> _WRITTEN EXERCISE_
In the entries below, find the lines with the word "values" and copy them.
>> begin RECORD LIST
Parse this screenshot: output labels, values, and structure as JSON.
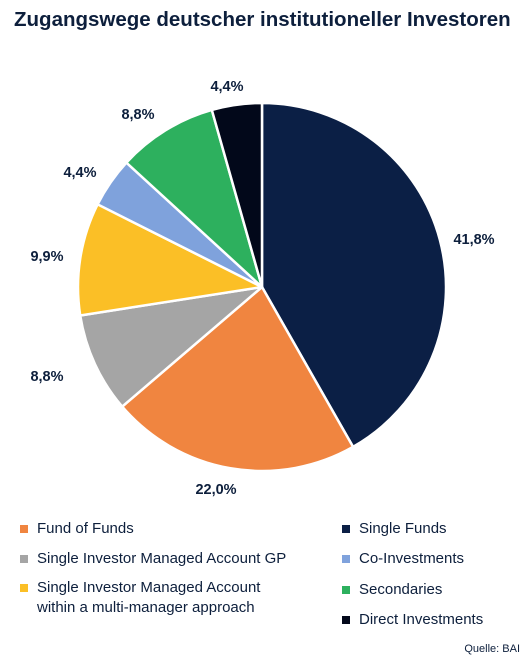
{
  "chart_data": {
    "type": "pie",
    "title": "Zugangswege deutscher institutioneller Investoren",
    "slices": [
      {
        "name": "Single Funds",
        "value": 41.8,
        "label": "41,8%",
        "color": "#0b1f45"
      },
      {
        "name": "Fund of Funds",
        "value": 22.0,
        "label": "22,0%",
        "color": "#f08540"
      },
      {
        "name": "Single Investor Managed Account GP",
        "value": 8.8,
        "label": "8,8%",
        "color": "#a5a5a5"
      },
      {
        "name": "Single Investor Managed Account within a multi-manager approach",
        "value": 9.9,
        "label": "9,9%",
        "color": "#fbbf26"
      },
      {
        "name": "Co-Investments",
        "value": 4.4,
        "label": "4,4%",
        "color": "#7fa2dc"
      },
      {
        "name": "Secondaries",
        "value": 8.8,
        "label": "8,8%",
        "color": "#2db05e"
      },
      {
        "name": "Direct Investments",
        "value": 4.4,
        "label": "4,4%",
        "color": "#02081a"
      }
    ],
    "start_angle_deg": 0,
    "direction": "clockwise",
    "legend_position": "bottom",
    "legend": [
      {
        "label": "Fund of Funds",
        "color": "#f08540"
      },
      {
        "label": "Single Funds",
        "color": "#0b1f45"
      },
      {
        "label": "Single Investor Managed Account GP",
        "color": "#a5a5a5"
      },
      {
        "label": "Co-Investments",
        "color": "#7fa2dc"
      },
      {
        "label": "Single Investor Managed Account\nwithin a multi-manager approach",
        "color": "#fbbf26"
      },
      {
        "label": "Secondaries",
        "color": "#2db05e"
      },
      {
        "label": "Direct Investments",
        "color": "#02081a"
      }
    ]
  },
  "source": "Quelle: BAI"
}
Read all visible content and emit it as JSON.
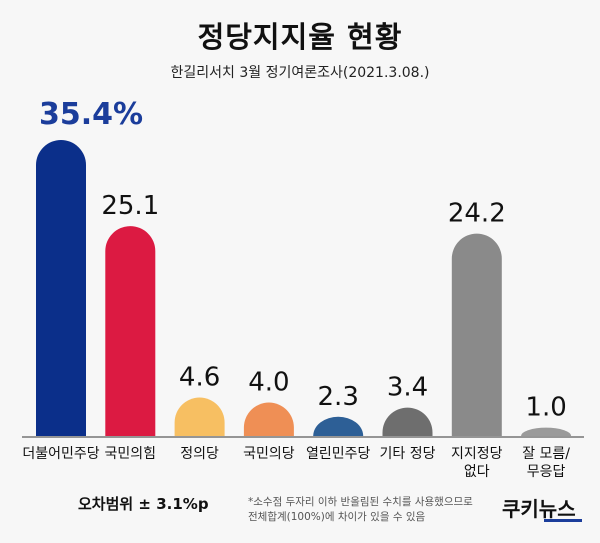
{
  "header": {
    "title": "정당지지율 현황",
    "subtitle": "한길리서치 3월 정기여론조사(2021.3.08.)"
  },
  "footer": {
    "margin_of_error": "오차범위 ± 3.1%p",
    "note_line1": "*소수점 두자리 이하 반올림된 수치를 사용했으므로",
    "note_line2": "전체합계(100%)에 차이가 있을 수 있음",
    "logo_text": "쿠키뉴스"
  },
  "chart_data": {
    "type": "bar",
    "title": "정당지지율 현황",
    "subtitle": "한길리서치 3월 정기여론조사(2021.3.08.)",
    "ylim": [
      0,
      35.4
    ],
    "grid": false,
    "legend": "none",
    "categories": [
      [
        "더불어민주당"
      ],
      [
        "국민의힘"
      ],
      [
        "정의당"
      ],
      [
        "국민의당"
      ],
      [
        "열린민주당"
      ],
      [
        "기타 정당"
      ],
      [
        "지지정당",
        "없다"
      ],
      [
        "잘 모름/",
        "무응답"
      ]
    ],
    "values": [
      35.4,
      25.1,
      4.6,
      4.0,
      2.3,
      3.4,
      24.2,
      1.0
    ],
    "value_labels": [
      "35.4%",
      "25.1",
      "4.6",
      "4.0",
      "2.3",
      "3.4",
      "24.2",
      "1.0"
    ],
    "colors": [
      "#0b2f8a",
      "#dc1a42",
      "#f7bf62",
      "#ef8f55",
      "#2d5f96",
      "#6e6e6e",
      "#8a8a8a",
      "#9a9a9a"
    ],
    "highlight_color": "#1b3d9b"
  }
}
>> end RECORD LIST
> _ANSWER TO THE EXERCISE_
Parse this screenshot: output labels, values, and structure as JSON.
    "values": [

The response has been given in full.